• Problem details
Find each line in the following listing that has the string "title", then state the count and nothing else.

• Data entries
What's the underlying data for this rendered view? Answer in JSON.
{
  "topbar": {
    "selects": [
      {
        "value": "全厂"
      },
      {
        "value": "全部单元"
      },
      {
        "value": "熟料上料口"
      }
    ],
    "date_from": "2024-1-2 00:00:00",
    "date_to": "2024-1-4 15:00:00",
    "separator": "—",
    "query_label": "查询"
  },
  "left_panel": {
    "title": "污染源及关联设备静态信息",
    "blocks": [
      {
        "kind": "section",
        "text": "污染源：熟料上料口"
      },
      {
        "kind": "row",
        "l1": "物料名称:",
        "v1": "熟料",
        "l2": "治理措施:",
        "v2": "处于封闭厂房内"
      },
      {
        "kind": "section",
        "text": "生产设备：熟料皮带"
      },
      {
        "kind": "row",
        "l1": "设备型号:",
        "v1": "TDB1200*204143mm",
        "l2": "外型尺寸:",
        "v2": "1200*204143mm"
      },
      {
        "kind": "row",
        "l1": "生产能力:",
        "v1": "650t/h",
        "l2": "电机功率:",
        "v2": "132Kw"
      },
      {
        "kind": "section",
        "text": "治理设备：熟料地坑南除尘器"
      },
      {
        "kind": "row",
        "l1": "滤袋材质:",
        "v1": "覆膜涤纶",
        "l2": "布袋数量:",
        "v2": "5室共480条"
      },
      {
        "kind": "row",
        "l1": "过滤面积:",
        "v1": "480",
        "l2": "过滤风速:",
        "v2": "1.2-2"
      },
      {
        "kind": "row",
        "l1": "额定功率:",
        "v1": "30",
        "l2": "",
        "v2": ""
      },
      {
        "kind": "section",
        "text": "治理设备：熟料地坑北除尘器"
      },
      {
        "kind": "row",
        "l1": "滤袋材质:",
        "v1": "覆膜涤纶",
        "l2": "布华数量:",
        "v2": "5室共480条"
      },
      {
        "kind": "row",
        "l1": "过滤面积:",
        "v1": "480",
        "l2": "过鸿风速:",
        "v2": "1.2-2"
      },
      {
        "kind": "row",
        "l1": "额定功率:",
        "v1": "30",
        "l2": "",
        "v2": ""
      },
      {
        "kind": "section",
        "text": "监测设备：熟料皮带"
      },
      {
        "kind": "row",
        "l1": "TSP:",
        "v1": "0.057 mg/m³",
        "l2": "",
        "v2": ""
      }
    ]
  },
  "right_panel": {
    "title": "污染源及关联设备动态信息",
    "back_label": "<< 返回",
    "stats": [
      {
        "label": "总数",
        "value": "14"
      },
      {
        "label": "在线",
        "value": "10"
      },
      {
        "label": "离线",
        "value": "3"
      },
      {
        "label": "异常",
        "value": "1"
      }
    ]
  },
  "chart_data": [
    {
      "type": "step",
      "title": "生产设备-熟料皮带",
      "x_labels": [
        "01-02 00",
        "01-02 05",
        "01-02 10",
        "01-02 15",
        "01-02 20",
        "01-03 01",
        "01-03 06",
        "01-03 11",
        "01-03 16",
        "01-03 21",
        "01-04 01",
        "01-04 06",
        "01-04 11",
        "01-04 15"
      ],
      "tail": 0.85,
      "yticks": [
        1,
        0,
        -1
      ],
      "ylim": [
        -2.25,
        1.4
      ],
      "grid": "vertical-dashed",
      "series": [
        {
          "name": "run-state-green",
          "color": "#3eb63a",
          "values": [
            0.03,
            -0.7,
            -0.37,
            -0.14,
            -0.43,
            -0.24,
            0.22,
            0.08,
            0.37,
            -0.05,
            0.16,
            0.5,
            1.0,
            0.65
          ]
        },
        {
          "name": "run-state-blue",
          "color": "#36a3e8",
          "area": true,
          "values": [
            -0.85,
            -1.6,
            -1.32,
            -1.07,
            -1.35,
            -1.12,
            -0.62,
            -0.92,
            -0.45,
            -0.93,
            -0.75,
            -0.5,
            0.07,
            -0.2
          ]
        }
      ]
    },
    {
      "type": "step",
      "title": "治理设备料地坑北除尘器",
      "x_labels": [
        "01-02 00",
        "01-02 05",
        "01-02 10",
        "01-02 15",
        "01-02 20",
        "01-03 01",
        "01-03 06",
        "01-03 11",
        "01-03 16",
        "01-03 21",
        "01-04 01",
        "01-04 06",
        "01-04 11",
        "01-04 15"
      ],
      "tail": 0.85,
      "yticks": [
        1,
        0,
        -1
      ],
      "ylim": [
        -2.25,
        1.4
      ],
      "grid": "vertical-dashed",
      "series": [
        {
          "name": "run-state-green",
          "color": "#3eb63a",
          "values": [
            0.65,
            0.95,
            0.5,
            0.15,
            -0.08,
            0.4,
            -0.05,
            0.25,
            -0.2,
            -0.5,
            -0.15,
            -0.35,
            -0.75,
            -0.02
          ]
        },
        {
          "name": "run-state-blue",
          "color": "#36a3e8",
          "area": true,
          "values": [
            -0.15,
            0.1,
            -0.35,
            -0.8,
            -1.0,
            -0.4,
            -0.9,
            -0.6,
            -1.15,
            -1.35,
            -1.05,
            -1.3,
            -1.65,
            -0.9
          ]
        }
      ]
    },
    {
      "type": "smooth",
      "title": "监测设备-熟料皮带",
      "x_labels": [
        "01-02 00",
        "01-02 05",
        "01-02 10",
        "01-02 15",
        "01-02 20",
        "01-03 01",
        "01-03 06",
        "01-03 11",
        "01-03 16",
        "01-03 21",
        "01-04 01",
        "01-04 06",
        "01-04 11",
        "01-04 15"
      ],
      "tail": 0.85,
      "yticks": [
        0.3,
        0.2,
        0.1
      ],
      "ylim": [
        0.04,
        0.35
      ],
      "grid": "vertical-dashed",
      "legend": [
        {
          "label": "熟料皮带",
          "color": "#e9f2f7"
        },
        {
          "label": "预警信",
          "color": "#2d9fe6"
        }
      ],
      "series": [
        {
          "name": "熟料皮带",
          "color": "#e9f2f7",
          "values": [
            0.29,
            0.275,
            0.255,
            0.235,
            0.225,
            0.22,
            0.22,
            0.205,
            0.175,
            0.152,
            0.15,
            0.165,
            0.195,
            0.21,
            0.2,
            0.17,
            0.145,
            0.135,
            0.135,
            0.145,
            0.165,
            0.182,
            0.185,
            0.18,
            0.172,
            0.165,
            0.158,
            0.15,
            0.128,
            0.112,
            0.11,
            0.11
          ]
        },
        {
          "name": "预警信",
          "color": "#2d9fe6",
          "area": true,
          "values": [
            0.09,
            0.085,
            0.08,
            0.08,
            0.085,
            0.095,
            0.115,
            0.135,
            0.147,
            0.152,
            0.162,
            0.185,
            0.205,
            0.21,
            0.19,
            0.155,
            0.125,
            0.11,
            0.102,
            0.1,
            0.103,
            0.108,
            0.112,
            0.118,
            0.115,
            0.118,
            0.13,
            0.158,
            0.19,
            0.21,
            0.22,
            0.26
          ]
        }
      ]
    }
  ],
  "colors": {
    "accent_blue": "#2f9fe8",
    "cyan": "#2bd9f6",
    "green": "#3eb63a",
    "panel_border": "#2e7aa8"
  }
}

• Answer to this problem
5